Start Supplied material

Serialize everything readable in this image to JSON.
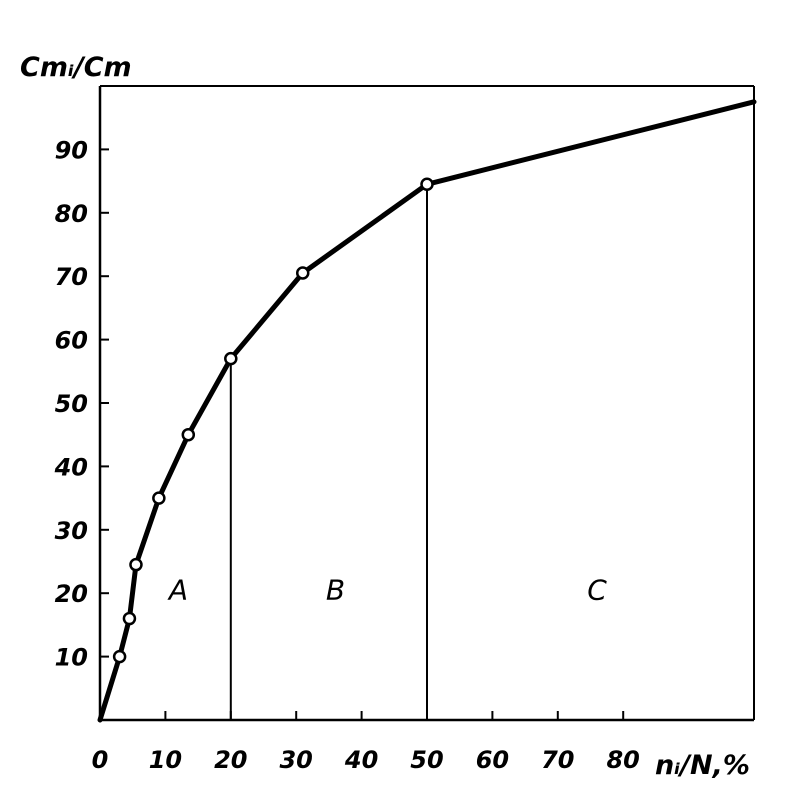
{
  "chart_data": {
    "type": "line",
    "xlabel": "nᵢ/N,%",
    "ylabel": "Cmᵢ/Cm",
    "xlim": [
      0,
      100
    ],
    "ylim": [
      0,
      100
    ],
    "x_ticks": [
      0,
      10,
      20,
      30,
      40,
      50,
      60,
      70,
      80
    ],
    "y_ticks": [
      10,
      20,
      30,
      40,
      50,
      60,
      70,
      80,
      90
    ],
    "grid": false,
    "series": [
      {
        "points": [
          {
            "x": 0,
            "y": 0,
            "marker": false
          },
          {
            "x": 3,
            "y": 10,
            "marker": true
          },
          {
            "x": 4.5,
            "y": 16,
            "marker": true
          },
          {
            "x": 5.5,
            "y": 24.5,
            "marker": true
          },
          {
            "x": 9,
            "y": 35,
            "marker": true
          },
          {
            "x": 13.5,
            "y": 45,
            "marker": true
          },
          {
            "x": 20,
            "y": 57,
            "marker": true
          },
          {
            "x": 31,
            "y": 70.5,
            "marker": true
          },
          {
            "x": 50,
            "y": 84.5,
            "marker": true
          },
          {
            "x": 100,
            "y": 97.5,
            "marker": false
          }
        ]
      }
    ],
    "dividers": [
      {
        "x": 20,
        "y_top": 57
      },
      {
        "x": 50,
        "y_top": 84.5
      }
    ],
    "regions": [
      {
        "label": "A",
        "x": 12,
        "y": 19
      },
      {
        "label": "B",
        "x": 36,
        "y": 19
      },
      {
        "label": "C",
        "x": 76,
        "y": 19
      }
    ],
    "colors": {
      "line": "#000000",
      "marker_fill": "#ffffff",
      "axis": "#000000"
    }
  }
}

End Supplied material
Start Supplied material

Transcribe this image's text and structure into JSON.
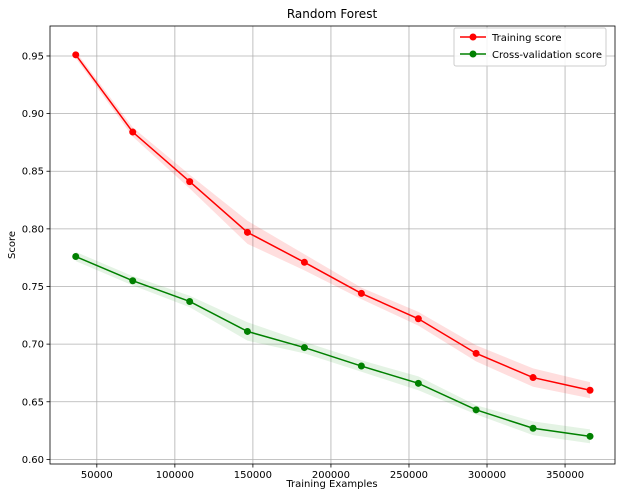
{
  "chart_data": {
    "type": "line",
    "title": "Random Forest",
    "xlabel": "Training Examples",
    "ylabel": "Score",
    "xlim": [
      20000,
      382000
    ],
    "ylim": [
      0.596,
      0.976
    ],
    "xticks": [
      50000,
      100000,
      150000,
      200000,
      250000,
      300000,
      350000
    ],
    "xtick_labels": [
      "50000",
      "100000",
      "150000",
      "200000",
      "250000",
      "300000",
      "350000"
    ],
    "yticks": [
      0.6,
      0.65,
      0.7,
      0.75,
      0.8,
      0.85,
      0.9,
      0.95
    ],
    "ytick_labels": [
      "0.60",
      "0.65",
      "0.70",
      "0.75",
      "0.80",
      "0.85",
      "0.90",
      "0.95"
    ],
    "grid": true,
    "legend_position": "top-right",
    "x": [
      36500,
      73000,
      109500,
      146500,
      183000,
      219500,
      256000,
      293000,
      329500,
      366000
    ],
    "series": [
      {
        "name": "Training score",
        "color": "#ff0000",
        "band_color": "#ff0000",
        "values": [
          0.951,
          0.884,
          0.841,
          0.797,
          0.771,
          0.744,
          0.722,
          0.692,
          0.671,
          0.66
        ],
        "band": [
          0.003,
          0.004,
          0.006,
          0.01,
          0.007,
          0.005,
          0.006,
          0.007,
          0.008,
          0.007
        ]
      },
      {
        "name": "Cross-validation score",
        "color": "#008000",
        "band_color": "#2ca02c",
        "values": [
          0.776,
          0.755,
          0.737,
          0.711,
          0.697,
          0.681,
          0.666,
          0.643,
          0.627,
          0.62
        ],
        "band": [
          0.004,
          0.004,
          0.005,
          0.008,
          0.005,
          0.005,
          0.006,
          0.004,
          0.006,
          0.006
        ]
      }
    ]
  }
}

End Supplied material
Start Supplied material

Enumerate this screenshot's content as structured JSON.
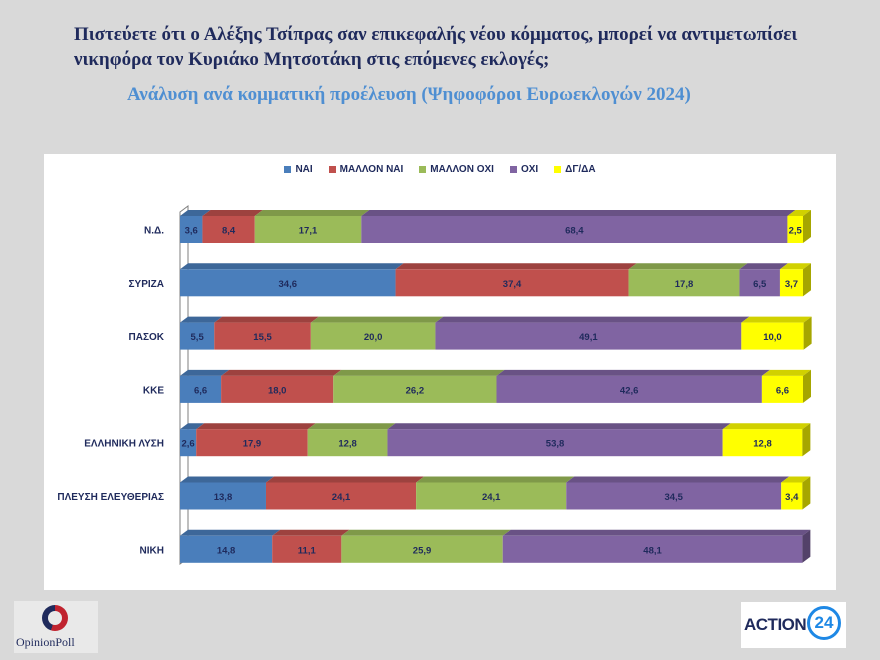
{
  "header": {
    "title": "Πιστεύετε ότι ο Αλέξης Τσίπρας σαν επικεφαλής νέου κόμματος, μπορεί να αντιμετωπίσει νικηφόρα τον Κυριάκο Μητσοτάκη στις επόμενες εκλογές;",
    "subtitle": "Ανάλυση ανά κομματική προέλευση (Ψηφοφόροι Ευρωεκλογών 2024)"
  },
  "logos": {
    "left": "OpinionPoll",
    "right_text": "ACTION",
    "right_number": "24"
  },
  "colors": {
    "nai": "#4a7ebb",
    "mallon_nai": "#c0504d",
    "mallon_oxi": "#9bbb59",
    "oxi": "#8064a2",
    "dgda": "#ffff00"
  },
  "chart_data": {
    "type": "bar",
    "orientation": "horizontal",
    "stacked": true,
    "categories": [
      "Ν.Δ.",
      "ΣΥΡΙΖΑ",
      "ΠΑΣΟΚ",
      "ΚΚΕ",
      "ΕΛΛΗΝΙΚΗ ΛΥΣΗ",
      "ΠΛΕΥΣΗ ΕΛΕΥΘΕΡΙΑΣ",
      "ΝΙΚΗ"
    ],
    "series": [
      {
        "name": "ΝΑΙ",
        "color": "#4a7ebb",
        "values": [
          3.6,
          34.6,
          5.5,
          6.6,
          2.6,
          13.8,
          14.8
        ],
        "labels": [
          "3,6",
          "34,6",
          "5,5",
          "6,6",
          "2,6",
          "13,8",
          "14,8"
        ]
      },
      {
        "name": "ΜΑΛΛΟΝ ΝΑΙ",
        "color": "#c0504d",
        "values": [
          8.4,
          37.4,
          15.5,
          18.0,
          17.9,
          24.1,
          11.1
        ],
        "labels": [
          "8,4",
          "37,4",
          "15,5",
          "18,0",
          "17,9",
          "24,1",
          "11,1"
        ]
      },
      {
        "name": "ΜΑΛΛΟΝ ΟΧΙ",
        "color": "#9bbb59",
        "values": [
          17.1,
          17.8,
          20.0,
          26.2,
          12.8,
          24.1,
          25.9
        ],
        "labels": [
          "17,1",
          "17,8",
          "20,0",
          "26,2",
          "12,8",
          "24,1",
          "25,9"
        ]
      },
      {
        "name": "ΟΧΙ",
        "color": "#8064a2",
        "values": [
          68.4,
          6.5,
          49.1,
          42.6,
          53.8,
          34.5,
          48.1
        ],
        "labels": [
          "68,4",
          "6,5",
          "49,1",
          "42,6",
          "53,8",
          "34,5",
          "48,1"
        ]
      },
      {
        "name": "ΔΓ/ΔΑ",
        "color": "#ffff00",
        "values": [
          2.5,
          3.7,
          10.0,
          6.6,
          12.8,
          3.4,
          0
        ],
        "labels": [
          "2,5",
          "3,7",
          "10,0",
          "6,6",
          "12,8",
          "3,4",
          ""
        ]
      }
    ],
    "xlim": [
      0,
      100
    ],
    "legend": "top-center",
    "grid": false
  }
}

End Supplied material

■ What to produce
Among the lines above, count those containing the word "image" and give nothing but the result.

■ Answer to the task
2